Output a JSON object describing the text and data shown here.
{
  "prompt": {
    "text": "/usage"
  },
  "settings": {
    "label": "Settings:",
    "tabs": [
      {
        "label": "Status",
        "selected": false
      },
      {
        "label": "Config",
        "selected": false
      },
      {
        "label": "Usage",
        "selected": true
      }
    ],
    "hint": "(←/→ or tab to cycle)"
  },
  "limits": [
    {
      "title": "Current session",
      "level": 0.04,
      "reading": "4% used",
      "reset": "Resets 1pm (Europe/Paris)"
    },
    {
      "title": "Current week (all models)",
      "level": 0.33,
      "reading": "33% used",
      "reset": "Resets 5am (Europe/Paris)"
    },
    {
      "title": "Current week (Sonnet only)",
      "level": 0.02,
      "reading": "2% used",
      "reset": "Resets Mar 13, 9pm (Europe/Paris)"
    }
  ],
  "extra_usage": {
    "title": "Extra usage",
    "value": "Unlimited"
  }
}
━━━
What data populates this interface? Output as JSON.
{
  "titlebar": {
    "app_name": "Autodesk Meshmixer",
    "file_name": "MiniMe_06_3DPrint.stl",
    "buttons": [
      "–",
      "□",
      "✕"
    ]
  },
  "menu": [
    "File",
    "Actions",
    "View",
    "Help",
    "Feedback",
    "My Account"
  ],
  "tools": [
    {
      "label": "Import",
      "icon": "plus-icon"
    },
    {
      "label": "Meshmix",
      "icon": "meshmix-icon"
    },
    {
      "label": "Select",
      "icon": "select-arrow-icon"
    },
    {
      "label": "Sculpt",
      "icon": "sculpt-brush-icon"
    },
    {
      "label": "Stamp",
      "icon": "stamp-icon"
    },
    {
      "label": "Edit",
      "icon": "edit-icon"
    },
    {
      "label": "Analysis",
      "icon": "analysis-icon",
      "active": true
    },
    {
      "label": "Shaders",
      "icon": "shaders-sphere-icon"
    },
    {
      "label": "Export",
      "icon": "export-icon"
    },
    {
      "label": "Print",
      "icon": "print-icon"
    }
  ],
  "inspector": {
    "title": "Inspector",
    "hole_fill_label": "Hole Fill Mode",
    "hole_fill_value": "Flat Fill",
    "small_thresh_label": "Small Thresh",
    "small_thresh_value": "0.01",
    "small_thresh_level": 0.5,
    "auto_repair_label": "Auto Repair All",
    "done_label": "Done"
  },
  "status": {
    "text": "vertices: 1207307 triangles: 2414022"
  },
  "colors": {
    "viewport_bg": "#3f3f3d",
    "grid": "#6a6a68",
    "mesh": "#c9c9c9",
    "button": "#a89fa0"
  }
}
━━━
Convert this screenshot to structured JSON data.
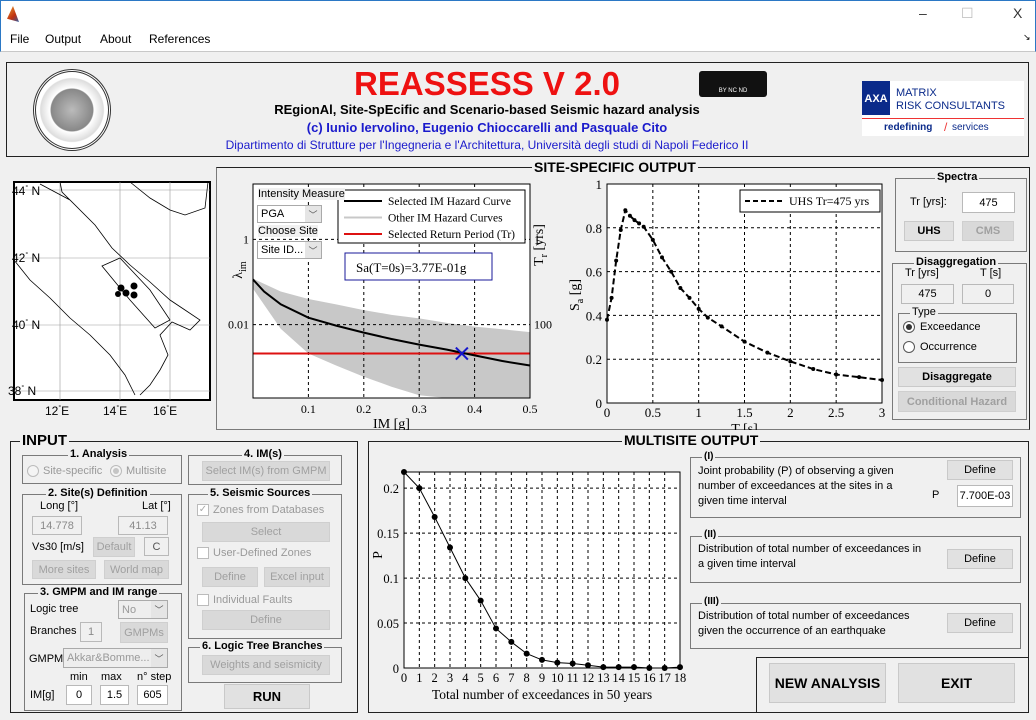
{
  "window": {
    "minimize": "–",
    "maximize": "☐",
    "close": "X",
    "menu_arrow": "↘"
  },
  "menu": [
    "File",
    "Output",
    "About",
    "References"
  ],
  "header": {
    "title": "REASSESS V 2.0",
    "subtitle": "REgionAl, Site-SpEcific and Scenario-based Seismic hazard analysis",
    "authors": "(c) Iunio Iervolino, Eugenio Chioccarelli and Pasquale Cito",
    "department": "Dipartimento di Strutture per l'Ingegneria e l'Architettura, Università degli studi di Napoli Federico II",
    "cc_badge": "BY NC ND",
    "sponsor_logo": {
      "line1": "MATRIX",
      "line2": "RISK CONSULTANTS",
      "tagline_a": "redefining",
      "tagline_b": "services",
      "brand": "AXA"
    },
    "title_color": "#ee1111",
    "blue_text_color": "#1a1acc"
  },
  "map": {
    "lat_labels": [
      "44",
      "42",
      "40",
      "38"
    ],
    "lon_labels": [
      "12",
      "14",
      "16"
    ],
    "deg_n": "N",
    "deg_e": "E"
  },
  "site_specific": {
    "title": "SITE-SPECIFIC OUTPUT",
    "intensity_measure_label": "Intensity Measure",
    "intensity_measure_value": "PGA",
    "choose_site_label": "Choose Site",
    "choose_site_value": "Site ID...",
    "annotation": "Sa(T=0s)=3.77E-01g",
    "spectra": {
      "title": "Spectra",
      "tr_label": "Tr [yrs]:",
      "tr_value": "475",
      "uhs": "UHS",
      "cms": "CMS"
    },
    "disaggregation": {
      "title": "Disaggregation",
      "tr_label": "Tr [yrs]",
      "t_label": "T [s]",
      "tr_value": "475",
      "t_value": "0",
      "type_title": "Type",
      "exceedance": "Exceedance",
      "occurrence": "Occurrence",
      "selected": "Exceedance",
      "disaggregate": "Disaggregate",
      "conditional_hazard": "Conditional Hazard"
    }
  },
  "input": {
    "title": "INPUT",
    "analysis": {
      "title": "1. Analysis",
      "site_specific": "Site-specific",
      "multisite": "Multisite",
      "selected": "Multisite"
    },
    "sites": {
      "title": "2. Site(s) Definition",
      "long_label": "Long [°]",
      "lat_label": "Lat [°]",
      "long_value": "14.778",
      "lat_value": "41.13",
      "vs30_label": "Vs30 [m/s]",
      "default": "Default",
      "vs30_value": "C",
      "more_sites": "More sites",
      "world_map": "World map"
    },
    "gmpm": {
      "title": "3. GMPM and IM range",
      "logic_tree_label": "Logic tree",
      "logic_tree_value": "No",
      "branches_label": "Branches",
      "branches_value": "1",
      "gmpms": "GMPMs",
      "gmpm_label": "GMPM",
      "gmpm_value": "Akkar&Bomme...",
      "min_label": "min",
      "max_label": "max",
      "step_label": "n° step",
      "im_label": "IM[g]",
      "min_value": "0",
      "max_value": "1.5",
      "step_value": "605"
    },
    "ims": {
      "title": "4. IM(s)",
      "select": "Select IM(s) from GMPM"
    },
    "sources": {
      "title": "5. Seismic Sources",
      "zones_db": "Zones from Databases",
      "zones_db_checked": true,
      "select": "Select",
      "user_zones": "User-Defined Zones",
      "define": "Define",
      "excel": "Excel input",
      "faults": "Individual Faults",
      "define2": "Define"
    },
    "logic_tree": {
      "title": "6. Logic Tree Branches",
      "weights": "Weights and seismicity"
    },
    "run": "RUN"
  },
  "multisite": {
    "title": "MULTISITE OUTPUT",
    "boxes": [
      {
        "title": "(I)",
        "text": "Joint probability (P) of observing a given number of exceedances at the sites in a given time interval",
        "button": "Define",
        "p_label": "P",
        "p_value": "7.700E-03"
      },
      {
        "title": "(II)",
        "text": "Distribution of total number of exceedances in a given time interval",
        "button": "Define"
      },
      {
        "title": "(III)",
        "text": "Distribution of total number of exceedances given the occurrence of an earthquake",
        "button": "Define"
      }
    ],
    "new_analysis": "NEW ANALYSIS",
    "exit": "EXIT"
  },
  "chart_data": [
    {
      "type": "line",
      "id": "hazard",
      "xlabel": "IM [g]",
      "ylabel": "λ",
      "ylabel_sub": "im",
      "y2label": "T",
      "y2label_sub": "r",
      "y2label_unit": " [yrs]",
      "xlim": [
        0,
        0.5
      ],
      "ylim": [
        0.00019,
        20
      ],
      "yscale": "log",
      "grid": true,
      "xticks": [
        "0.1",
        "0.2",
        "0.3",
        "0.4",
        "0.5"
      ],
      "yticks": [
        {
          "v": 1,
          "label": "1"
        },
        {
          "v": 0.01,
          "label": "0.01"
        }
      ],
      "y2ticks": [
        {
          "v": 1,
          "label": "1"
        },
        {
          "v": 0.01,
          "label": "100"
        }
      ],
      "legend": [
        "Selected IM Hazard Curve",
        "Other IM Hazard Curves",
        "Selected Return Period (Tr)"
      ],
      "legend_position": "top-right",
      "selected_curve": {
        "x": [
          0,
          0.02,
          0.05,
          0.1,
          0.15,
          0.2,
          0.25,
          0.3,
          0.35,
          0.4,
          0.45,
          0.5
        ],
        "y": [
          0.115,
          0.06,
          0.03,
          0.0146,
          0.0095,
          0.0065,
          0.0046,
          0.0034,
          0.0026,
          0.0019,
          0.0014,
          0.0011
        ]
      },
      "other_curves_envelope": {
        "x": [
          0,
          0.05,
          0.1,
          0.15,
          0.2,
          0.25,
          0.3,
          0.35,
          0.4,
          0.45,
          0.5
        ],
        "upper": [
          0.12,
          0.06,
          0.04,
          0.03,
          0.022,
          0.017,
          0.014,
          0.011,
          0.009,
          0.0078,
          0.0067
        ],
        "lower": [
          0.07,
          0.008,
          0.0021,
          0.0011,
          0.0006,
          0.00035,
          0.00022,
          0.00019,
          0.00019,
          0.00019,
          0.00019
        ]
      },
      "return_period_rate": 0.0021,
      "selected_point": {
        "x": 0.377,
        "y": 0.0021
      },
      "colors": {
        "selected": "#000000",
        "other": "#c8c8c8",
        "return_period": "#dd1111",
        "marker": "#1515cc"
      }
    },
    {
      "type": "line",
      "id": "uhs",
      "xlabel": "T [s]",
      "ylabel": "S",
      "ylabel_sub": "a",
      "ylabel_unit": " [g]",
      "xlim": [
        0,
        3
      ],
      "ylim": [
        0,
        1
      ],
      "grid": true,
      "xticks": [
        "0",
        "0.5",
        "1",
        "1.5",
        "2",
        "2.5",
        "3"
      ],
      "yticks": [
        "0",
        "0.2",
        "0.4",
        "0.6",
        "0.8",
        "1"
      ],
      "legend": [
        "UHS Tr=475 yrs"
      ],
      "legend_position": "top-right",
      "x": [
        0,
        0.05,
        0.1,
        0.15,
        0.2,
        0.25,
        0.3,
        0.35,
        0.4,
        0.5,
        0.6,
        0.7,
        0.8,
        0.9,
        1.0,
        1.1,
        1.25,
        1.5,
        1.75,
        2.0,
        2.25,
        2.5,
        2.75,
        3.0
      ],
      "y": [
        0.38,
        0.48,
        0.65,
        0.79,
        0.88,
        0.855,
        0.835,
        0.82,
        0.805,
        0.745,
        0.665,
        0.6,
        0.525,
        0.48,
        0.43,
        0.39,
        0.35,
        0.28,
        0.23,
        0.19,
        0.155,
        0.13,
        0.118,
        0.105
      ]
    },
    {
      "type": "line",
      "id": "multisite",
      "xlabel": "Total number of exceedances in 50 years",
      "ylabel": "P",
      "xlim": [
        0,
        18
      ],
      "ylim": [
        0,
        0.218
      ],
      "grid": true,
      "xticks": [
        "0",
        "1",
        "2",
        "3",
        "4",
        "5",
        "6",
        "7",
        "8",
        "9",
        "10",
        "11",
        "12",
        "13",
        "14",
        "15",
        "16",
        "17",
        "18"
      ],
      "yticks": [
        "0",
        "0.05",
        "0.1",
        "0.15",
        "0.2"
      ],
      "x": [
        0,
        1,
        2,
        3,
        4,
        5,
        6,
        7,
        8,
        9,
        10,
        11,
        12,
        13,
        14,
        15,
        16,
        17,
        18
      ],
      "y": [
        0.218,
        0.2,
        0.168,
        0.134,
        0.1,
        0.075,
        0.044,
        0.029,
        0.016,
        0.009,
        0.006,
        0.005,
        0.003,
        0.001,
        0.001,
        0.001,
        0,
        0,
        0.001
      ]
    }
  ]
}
━━━
#### Problem to solve
Using the listing, collect all lines in which the string "Distribution" is found.

#### Reply to the task
        "text": "Distribution of total number of exceedances in a given time interval",
        "text": "Distribution of total number of exceedances given the occurrence of an earthquake",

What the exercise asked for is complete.